[Problem to work on] Write out the material exactly, with the pictures left out.

[Data items]
-=-=-=-=-

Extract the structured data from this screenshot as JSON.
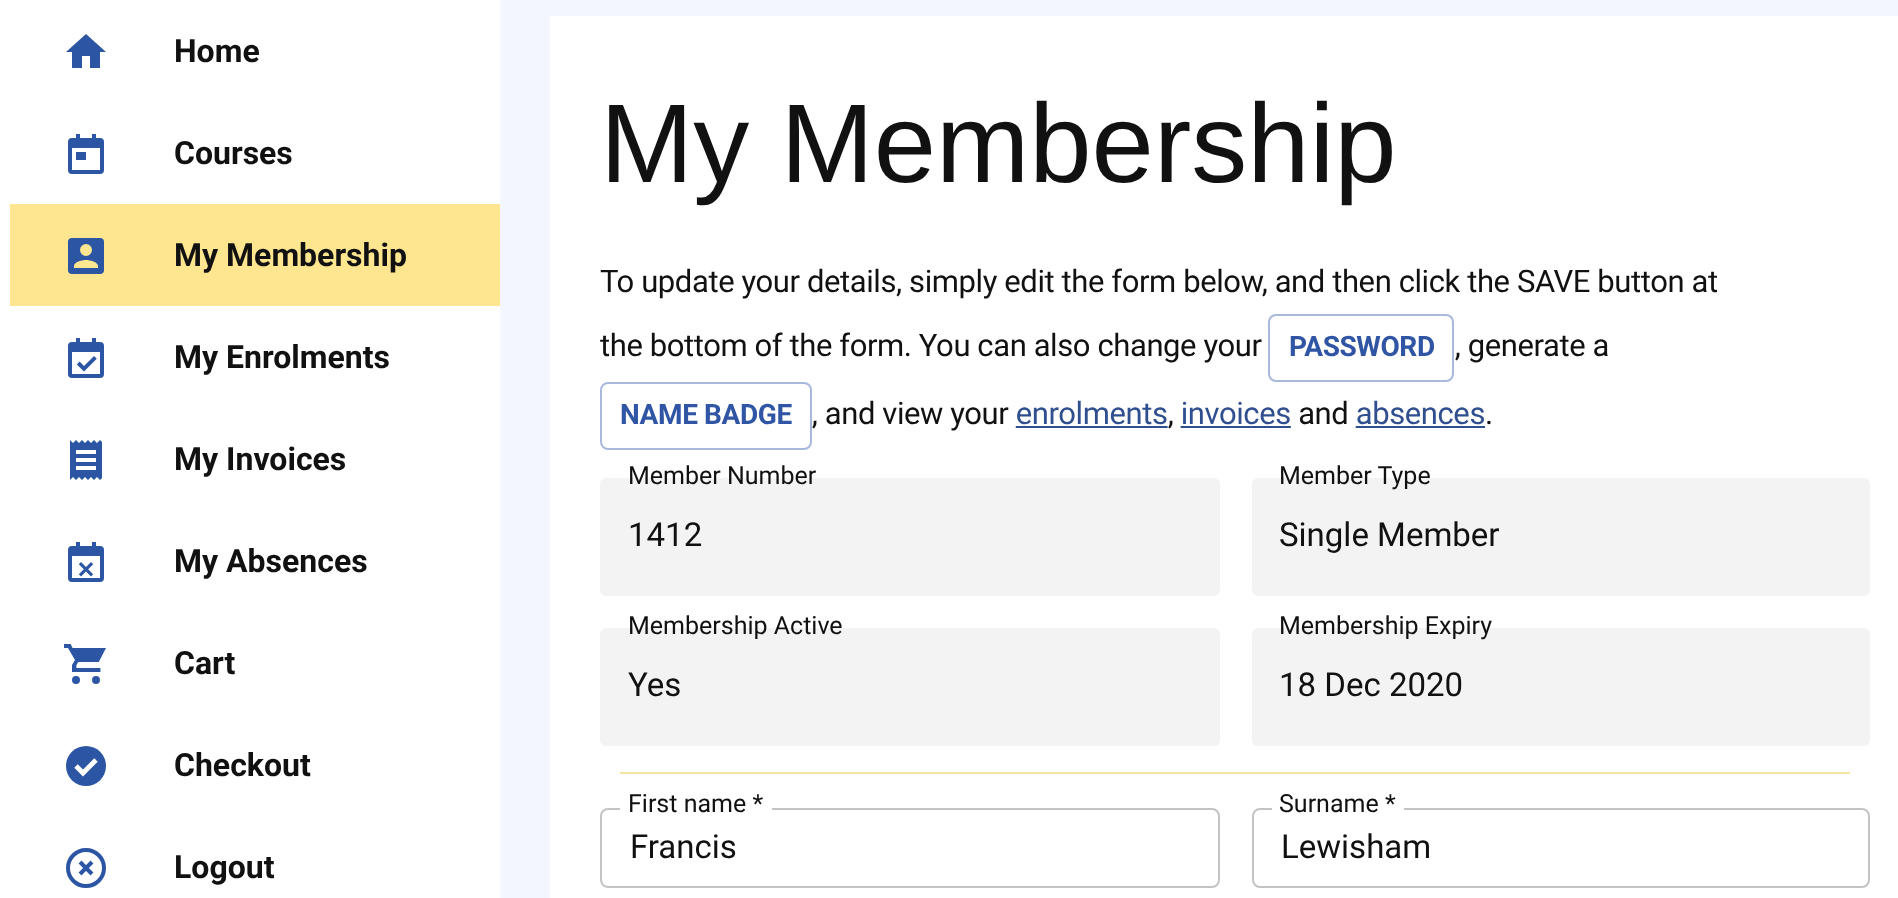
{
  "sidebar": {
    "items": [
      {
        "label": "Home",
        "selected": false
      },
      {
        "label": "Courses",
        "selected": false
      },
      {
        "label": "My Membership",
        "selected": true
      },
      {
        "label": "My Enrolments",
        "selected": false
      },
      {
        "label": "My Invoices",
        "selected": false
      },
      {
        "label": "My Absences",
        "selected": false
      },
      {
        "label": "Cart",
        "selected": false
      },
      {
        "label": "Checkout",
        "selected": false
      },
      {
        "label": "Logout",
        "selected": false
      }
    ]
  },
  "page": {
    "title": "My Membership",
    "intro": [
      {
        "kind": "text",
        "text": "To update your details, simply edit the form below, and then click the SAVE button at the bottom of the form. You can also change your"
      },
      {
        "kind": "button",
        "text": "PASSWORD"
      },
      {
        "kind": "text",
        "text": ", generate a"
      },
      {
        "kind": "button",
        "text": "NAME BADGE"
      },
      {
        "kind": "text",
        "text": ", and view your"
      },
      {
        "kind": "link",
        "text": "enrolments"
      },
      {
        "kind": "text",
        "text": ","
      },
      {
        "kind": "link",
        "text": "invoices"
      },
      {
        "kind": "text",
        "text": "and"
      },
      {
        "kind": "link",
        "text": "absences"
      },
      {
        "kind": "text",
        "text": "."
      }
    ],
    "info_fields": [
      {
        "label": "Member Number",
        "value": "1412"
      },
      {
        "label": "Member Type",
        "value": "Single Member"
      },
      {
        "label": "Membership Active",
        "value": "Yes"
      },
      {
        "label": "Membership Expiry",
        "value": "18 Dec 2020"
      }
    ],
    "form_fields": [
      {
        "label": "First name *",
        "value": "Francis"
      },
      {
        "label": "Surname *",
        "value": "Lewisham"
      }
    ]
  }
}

-=-=-=-=-

[Exercise output]
Extract the structured data from this screenshot as JSON.
{
  "sidebar": {
    "items": [
      {
        "label": "Home",
        "selected": false
      },
      {
        "label": "Courses",
        "selected": false
      },
      {
        "label": "My Membership",
        "selected": true
      },
      {
        "label": "My Enrolments",
        "selected": false
      },
      {
        "label": "My Invoices",
        "selected": false
      },
      {
        "label": "My Absences",
        "selected": false
      },
      {
        "label": "Cart",
        "selected": false
      },
      {
        "label": "Checkout",
        "selected": false
      },
      {
        "label": "Logout",
        "selected": false
      }
    ]
  },
  "page": {
    "title": "My Membership",
    "intro": [
      {
        "kind": "text",
        "text": "To update your details, simply edit the form below, and then click the SAVE button at the bottom of the form. You can also change your"
      },
      {
        "kind": "button",
        "text": "PASSWORD"
      },
      {
        "kind": "text",
        "text": ", generate a"
      },
      {
        "kind": "button",
        "text": "NAME BADGE"
      },
      {
        "kind": "text",
        "text": ", and view your"
      },
      {
        "kind": "link",
        "text": "enrolments"
      },
      {
        "kind": "text",
        "text": ","
      },
      {
        "kind": "link",
        "text": "invoices"
      },
      {
        "kind": "text",
        "text": "and"
      },
      {
        "kind": "link",
        "text": "absences"
      },
      {
        "kind": "text",
        "text": "."
      }
    ],
    "info_fields": [
      {
        "label": "Member Number",
        "value": "1412"
      },
      {
        "label": "Member Type",
        "value": "Single Member"
      },
      {
        "label": "Membership Active",
        "value": "Yes"
      },
      {
        "label": "Membership Expiry",
        "value": "18 Dec 2020"
      }
    ],
    "form_fields": [
      {
        "label": "First name *",
        "value": "Francis"
      },
      {
        "label": "Surname *",
        "value": "Lewisham"
      }
    ]
  }
}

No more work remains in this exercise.